Omit the images, then output each of the records below exactly.

= = = = =

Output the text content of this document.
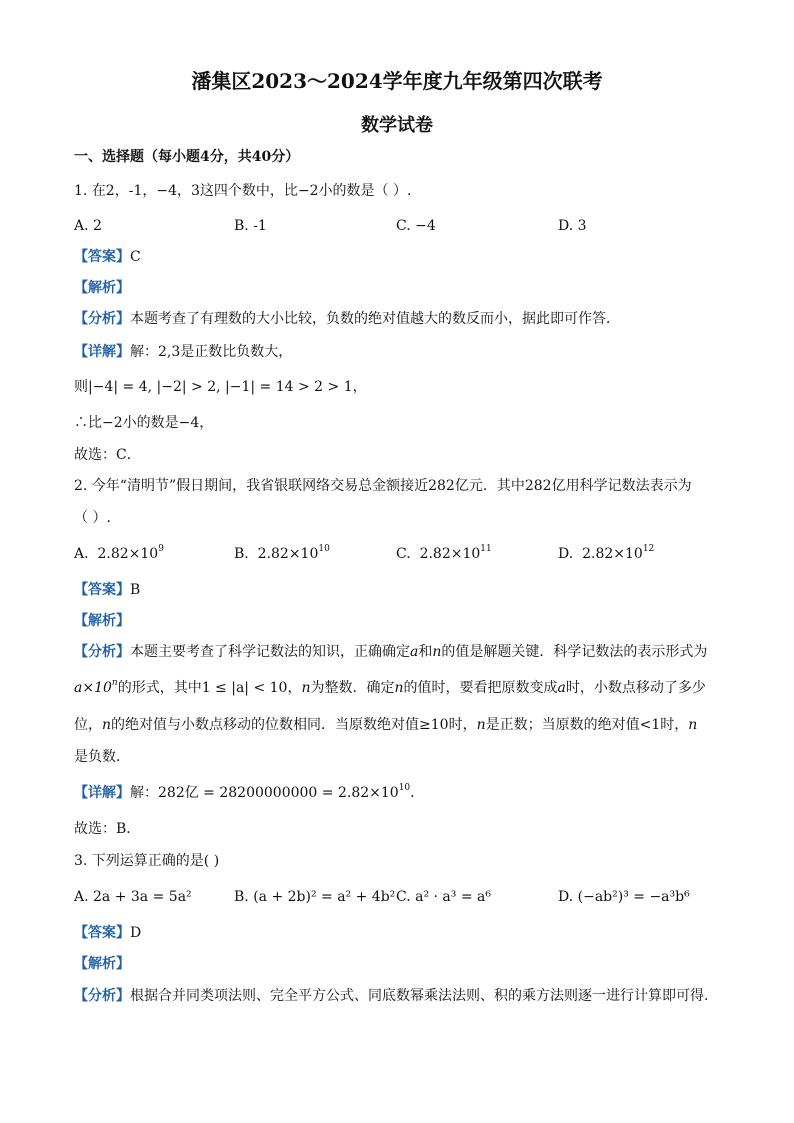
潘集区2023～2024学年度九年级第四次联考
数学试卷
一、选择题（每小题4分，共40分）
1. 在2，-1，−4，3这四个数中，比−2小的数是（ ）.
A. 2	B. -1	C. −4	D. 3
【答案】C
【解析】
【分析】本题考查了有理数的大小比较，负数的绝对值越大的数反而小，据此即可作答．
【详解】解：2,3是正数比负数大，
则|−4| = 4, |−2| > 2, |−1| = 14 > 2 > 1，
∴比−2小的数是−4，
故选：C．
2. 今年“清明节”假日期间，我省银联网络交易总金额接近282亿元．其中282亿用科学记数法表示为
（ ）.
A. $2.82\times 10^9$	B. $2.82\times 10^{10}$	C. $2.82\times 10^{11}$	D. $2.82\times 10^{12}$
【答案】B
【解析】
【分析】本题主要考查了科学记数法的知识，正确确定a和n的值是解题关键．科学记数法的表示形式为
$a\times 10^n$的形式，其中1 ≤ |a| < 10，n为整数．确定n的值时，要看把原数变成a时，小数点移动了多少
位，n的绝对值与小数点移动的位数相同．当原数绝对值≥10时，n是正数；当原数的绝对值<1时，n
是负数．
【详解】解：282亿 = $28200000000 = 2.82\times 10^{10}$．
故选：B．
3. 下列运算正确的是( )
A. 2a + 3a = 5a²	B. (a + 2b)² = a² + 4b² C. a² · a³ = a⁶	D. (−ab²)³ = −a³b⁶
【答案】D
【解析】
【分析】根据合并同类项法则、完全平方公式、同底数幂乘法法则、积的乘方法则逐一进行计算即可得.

= = = = =

### Complete answer
Output the text content of this document.
潘集区2023～2024学年度九年级第四次联考
数学试卷
一、选择题（每小题4分，共40分）
1. 在2，-1，−4，3这四个数中，比−2小的数是（ ）.
A. 2	B. -1	C. −4	D. 3
【答案】C
【解析】
【分析】本题考查了有理数的大小比较，负数的绝对值越大的数反而小，据此即可作答．
【详解】解：2,3是正数比负数大，
则|−4| = 4, |−2| > 2, |−1| = 14 > 2 > 1，
∴比−2小的数是−4，
故选：C．
2. 今年“清明节”假日期间，我省银联网络交易总金额接近282亿元．其中282亿用科学记数法表示为
（ ）.
A. $2.82\times 10^9$	B. $2.82\times 10^{10}$	C. $2.82\times 10^{11}$	D. $2.82\times 10^{12}$
【答案】B
【解析】
【分析】本题主要考查了科学记数法的知识，正确确定a和n的值是解题关键．科学记数法的表示形式为
$a\times 10^n$的形式，其中1 ≤ |a| < 10，n为整数．确定n的值时，要看把原数变成a时，小数点移动了多少
位，n的绝对值与小数点移动的位数相同．当原数绝对值≥10时，n是正数；当原数的绝对值<1时，n
是负数．
【详解】解：282亿 = $28200000000 = 2.82\times 10^{10}$．
故选：B．
3. 下列运算正确的是( )
A. 2a + 3a = 5a²	B. (a + 2b)² = a² + 4b² C. a² · a³ = a⁶	D. (−ab²)³ = −a³b⁶
【答案】D
【解析】
【分析】根据合并同类项法则、完全平方公式、同底数幂乘法法则、积的乘方法则逐一进行计算即可得.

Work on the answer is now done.